= THE TASK =
Copy the data that follows exactly. Include no pictures.

>> start MATERIAL FOR THE TASK

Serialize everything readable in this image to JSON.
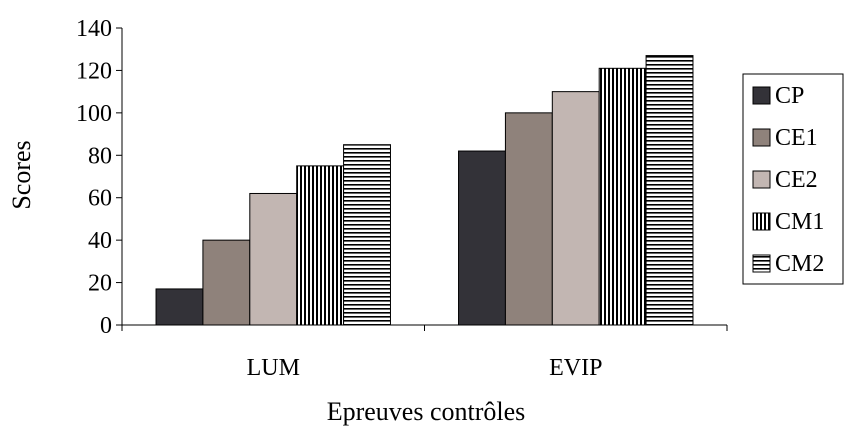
{
  "chart_data": {
    "type": "bar",
    "xlabel": "Epreuves contrôles",
    "ylabel": "Scores",
    "ylim": [
      0,
      140
    ],
    "yticks": [
      0,
      20,
      40,
      60,
      80,
      100,
      120,
      140
    ],
    "categories": [
      "LUM",
      "EVIP"
    ],
    "grid": false,
    "legend_position": "right",
    "series": [
      {
        "name": "CP",
        "values": [
          17,
          82
        ],
        "color": "#333238",
        "pattern": "solid"
      },
      {
        "name": "CE1",
        "values": [
          40,
          100
        ],
        "color": "#8f827b",
        "pattern": "solid"
      },
      {
        "name": "CE2",
        "values": [
          62,
          110
        ],
        "color": "#c2b6b2",
        "pattern": "solid"
      },
      {
        "name": "CM1",
        "values": [
          75,
          121
        ],
        "color": "#000000",
        "pattern": "vertical-stripes"
      },
      {
        "name": "CM2",
        "values": [
          85,
          127
        ],
        "color": "#000000",
        "pattern": "horizontal-stripes"
      }
    ]
  }
}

>> end MATERIAL FOR THE TASK

= FULL ANSWER =
Serialize everything readable in this image to JSON.
{
  "chart_data": {
    "type": "bar",
    "xlabel": "Epreuves contrôles",
    "ylabel": "Scores",
    "ylim": [
      0,
      140
    ],
    "yticks": [
      0,
      20,
      40,
      60,
      80,
      100,
      120,
      140
    ],
    "categories": [
      "LUM",
      "EVIP"
    ],
    "grid": false,
    "legend_position": "right",
    "series": [
      {
        "name": "CP",
        "values": [
          17,
          82
        ],
        "color": "#333238",
        "pattern": "solid"
      },
      {
        "name": "CE1",
        "values": [
          40,
          100
        ],
        "color": "#8f827b",
        "pattern": "solid"
      },
      {
        "name": "CE2",
        "values": [
          62,
          110
        ],
        "color": "#c2b6b2",
        "pattern": "solid"
      },
      {
        "name": "CM1",
        "values": [
          75,
          121
        ],
        "color": "#000000",
        "pattern": "vertical-stripes"
      },
      {
        "name": "CM2",
        "values": [
          85,
          127
        ],
        "color": "#000000",
        "pattern": "horizontal-stripes"
      }
    ]
  }
}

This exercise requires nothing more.